··· Input data ···

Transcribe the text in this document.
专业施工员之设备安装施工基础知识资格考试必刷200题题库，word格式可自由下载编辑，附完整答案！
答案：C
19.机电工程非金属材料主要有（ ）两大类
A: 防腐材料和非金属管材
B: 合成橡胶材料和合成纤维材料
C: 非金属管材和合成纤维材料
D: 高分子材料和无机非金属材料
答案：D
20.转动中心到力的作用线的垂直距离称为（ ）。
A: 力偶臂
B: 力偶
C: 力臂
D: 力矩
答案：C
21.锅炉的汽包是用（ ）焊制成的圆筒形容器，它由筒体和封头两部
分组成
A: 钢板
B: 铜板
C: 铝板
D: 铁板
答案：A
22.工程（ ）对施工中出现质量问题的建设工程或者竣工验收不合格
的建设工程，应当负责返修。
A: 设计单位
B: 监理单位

···

→ To be done: Return the entries above exactly as they appear.

→ The completed task:
Transcribe the text in this document.
专业施工员之设备安装施工基础知识资格考试必刷200题题库，word格式可自由下载编辑，附完整答案！
答案：C
19.机电工程非金属材料主要有（ ）两大类
A: 防腐材料和非金属管材
B: 合成橡胶材料和合成纤维材料
C: 非金属管材和合成纤维材料
D: 高分子材料和无机非金属材料
答案：D
20.转动中心到力的作用线的垂直距离称为（ ）。
A: 力偶臂
B: 力偶
C: 力臂
D: 力矩
答案：C
21.锅炉的汽包是用（ ）焊制成的圆筒形容器，它由筒体和封头两部
分组成
A: 钢板
B: 铜板
C: 铝板
D: 铁板
答案：A
22.工程（ ）对施工中出现质量问题的建设工程或者竣工验收不合格
的建设工程，应当负责返修。
A: 设计单位
B: 监理单位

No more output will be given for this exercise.